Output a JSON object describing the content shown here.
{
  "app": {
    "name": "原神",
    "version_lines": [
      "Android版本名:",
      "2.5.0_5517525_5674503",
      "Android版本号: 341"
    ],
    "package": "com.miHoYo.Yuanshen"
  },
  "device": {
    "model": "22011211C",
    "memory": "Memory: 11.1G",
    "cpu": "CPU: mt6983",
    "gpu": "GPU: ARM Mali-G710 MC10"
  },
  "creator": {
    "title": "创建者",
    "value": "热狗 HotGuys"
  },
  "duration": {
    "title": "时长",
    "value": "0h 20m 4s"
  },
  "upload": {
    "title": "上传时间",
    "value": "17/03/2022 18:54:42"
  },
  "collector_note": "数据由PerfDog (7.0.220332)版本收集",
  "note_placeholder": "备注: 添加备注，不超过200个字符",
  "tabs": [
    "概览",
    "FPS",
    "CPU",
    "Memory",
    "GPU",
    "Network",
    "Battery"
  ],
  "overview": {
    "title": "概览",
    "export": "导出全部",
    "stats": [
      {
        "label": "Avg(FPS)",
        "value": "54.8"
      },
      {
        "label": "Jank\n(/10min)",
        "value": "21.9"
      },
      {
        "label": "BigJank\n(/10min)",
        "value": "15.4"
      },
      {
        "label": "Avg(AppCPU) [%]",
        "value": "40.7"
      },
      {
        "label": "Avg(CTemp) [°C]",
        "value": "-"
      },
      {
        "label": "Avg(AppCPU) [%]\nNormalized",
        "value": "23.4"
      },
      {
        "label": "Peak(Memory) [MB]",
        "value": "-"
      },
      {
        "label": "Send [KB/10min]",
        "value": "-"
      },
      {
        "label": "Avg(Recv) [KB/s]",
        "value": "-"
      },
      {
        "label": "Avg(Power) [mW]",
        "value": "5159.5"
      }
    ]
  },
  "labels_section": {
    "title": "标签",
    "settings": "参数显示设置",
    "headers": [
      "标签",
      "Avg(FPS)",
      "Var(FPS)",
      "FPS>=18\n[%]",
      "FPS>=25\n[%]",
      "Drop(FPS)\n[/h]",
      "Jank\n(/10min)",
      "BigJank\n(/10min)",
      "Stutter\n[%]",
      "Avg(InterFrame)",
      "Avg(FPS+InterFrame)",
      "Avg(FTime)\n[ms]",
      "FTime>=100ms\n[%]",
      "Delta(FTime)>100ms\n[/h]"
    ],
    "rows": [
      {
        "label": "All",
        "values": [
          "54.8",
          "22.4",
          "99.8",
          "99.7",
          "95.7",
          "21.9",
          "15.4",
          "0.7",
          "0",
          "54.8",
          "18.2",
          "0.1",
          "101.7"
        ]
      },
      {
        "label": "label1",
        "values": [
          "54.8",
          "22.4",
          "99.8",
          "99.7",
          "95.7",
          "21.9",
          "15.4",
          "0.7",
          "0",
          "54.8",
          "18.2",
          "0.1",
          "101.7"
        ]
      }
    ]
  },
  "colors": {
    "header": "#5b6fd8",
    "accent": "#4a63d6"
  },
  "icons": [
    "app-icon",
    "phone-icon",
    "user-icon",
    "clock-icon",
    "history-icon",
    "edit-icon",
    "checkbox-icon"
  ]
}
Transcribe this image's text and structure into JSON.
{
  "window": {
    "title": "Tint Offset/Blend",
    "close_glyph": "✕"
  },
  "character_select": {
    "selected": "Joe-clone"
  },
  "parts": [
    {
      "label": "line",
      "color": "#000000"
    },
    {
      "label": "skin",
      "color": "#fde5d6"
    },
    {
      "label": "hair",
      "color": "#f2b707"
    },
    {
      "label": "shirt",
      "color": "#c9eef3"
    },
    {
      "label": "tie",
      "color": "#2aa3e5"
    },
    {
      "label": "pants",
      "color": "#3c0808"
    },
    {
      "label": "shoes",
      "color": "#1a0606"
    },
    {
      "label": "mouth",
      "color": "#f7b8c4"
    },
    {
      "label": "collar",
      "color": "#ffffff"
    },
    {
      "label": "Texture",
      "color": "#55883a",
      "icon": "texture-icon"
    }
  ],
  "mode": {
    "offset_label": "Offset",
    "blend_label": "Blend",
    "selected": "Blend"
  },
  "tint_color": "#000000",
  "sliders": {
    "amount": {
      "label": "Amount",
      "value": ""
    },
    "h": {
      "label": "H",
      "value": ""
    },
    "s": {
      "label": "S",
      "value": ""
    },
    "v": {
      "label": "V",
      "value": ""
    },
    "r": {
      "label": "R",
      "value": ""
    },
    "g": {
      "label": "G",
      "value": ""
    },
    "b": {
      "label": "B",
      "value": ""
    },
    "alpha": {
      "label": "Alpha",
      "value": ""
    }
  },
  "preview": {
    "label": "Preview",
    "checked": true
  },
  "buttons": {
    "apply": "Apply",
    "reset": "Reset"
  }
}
_ _ _
Written task:
Report how many lines in the entries hold the string "Memory". Nothing but the number is wanted.

Written response:
3